## WORK INSTRUCTIONS
Give the lines from the line with "tab-body-label: Body — [684, 163, 728, 182]" to the line with "file-info: NOTICE (1726" as a Markdown table with columns n and Line, one row per line, skipping any blank lines.

(Bounding box entries)

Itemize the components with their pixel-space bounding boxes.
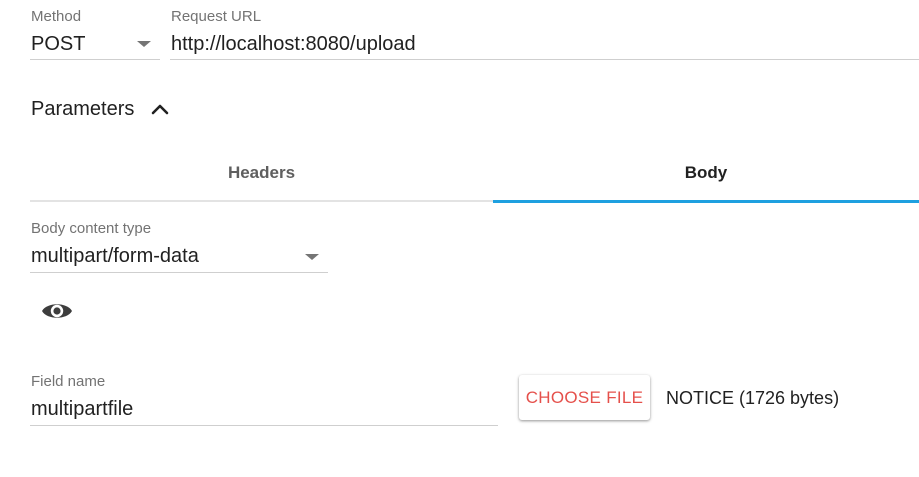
tab-body-label: Body — [684, 163, 728, 182]
method-label: Method — [31, 8, 82, 25]
method-underline — [30, 59, 160, 60]
chevron-down-icon[interactable] — [137, 41, 151, 47]
tab-headers-label: Headers — [227, 163, 296, 182]
request-url-underline — [170, 59, 919, 60]
request-url-label: Request URL — [171, 8, 262, 25]
file-info: NOTICE (1726 bytes) — [666, 388, 840, 408]
chevron-down-icon[interactable] — [305, 254, 319, 260]
body-content-type-value[interactable]: multipart/form-data — [31, 246, 199, 266]
tab-active-indicator — [493, 200, 919, 203]
method-value[interactable]: POST — [31, 34, 85, 54]
choose-file-button[interactable]: CHOOSE FILE — [519, 375, 650, 420]
chevron-up-icon[interactable] — [150, 99, 170, 119]
tab-body[interactable]: Body — [493, 145, 919, 201]
field-name-input[interactable]: multipartfile — [31, 399, 133, 419]
eye-icon[interactable] — [40, 296, 74, 326]
body-content-type-label: Body content type — [31, 220, 152, 237]
request-url-input[interactable]: http://localhost:8080/upload — [171, 34, 416, 54]
body-content-type-underline — [30, 272, 328, 273]
parameters-toggle[interactable]: Parameters — [31, 96, 170, 122]
tab-headers[interactable]: Headers — [30, 145, 493, 201]
tab-divider — [30, 200, 493, 202]
field-name-underline — [30, 425, 498, 426]
parameters-title: Parameters — [31, 97, 135, 120]
field-name-label: Field name — [31, 373, 106, 390]
choose-file-label: CHOOSE FILE — [525, 387, 644, 407]
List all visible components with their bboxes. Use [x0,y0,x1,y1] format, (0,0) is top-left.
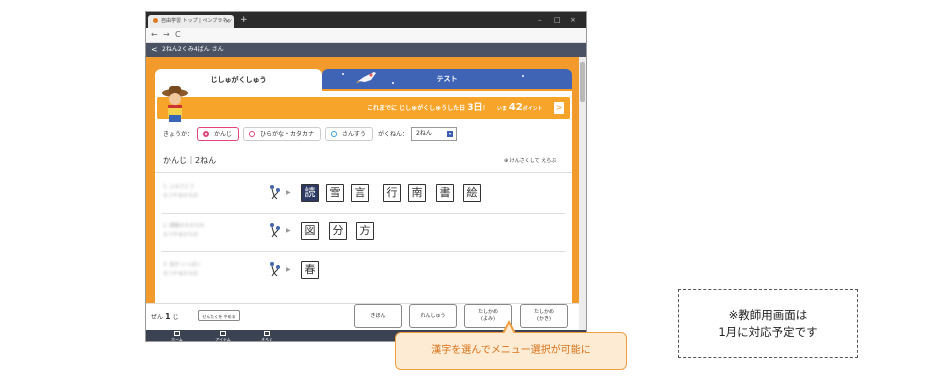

## FULL ANSWER
| n | Line |
|---|---|
| 1 | tab-body-label: Body — [684, 163, 728, 182] |
| 2 | method-label: Method — [31, 8, 82, 25] |
| 3 | method-underline — [30, 59, 160, 60] |
| 4 | chevron-down-icon[interactable] — [137, 41, 151, 47] |
| 5 | tab-headers-label: Headers — [227, 163, 296, 182] |
| 6 | request-url-underline — [170, 59, 919, 60] |
| 7 | request-url-label: Request URL — [171, 8, 262, 25] |
| 8 | file-info: NOTICE (1726 bytes) — [666, 388, 840, 408] |